-- LISTING start --

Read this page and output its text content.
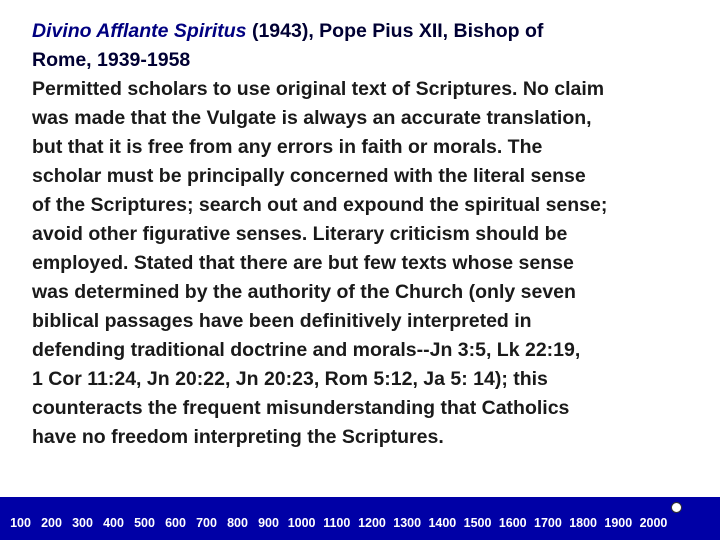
Divino Afflante Spiritus (1943), Pope Pius XII, Bishop of
Rome, 1939-1958
Permitted scholars to use original text of Scriptures. No claim
was made that the Vulgate is always an accurate translation,
but that it is free from any errors in faith or morals. The
scholar must be principally concerned with the literal sense
of the Scriptures; search out and expound the spiritual sense;
avoid other figurative senses. Literary criticism should be
employed. Stated that there are but few texts whose sense
was determined by the authority of the Church (only seven
biblical passages have been definitively interpreted in
defending traditional doctrine and morals--Jn 3:5, Lk 22:19,
1 Cor 11:24, Jn 20:22, Jn 20:23, Rom 5:12, Ja 5: 14); this
counteracts the frequent misunderstanding that Catholics
have no freedom interpreting the Scriptures.
100 200 300 400 500 600 700 800 900 1000 1100 1200 1300 1400 1500 1600 1700 1800 1900 2000
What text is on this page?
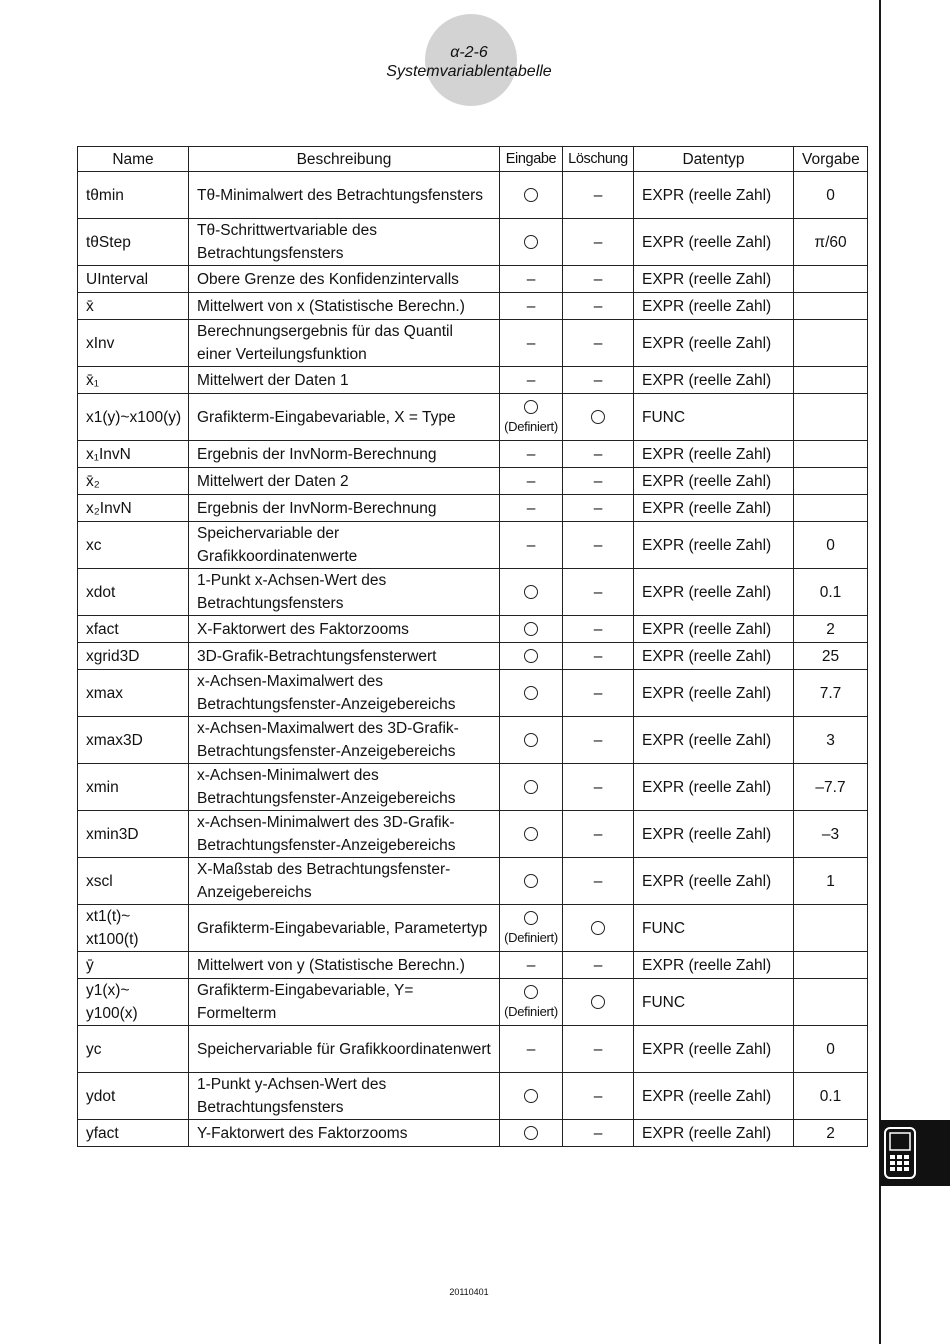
α-2-6
Systemvariablentabelle
Name	Beschreibung	Eingabe	Löschung	Datentyp	Vorgabe
tθmin	Tθ-Minimalwert des Betrachtungsfensters		–	EXPR (reelle Zahl)	0
tθStep	Tθ-Schrittwertvariable des Betrachtungsfensters		–	EXPR (reelle Zahl)	π/60
UInterval	Obere Grenze des Konfidenzintervalls	–	–	EXPR (reelle Zahl)	
x̄	Mittelwert von x (Statistische Berechn.)	–	–	EXPR (reelle Zahl)	
xInv	Berechnungsergebnis für das Quantil einer Verteilungsfunktion	–	–	EXPR (reelle Zahl)	
x̄₁	Mittelwert der Daten 1	–	–	EXPR (reelle Zahl)	
x1(y)~x100(y)	Grafikterm-Eingabevariable, X = Type	(Definiert)		FUNC	
x₁InvN	Ergebnis der InvNorm-Berechnung	–	–	EXPR (reelle Zahl)	
x̄₂	Mittelwert der Daten 2	–	–	EXPR (reelle Zahl)	
x₂InvN	Ergebnis der InvNorm-Berechnung	–	–	EXPR (reelle Zahl)	
xc	Speichervariable der Grafikkoordinatenwerte	–	–	EXPR (reelle Zahl)	0
xdot	1-Punkt x-Achsen-Wert des Betrachtungsfensters		–	EXPR (reelle Zahl)	0.1
xfact	X-Faktorwert des Faktorzooms		–	EXPR (reelle Zahl)	2
xgrid3D	3D-Grafik-Betrachtungsfensterwert		–	EXPR (reelle Zahl)	25
xmax	x-Achsen-Maximalwert des Betrachtungsfenster-Anzeigebereichs		–	EXPR (reelle Zahl)	7.7
xmax3D	x-Achsen-Maximalwert des 3D-Grafik-Betrachtungsfenster-Anzeigebereichs		–	EXPR (reelle Zahl)	3
xmin	x-Achsen-Minimalwert des Betrachtungsfenster-Anzeigebereichs		–	EXPR (reelle Zahl)	–7.7
xmin3D	x-Achsen-Minimalwert des 3D-Grafik-Betrachtungsfenster-Anzeigebereichs		–	EXPR (reelle Zahl)	–3
xscl	X-Maßstab des Betrachtungsfenster-Anzeigebereichs		–	EXPR (reelle Zahl)	1
xt1(t)~ xt100(t)	Grafikterm-Eingabevariable, Parametertyp	(Definiert)		FUNC	
ȳ	Mittelwert von y (Statistische Berechn.)	–	–	EXPR (reelle Zahl)	
y1(x)~ y100(x)	Grafikterm-Eingabevariable, Y= Formelterm	(Definiert)		FUNC	
yc	Speichervariable für Grafikkoordinatenwert	–	–	EXPR (reelle Zahl)	0
ydot	1-Punkt y-Achsen-Wert des Betrachtungsfensters		–	EXPR (reelle Zahl)	0.1
yfact	Y-Faktorwert des Faktorzooms		–	EXPR (reelle Zahl)	2
20110401
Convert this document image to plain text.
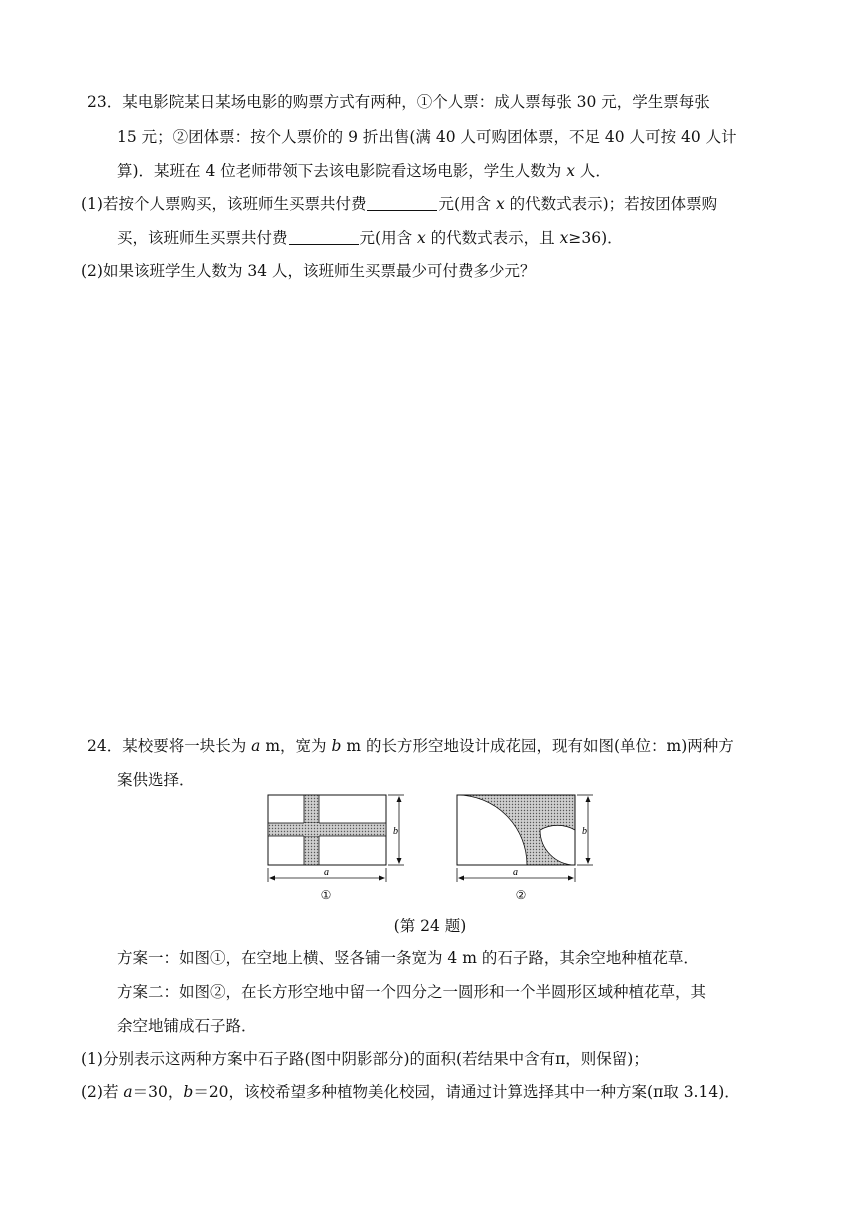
23．某电影院某日某场电影的购票方式有两种，①个人票：成人票每张 30 元，学生票每张
15 元；②团体票：按个人票价的 9 折出售(满 40 人可购团体票，不足 40 人可按 40 人计
算)．某班在 4 位老师带领下去该电影院看这场电影，学生人数为 x 人．
(1)若按个人票购买，该班师生买票共付费	元(用含 x 的代数式表示)；若按团体票购
买，该班师生买票共付费	元(用含 x 的代数式表示，且 x≥36)．
(2)如果该班学生人数为 34 人，该班师生买票最少可付费多少元？
24．某校要将一块长为 a m，宽为 b m 的长方形空地设计成花园，现有如图(单位：m)两种方
案供选择．
b
a
①
b
a
②
(第 24 题)
方案一：如图①，在空地上横、竖各铺一条宽为 4 m 的石子路，其余空地种植花草．
方案二：如图②，在长方形空地中留一个四分之一圆形和一个半圆形区域种植花草，其
余空地铺成石子路．
(1)分别表示这两种方案中石子路(图中阴影部分)的面积(若结果中含有π，则保留)；
(2)若 a＝30，b＝20，该校希望多种植物美化校园，请通过计算选择其中一种方案(π取 3.14)．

-- LISTING end --

## TASK OBJECTIVE
Copy out every line from the material above in which the word "Betrachtungsfensters" appears.

## SOLUTION TO THE EXERCISE
tθmin	Tθ-Minimalwert des Betrachtungsfensters		–	EXPR (reelle Zahl)	0
tθStep	Tθ-Schrittwertvariable des Betrachtungsfensters		–	EXPR (reelle Zahl)	π/60
xdot	1-Punkt x-Achsen-Wert des Betrachtungsfensters		–	EXPR (reelle Zahl)	0.1
ydot	1-Punkt y-Achsen-Wert des Betrachtungsfensters		–	EXPR (reelle Zahl)	0.1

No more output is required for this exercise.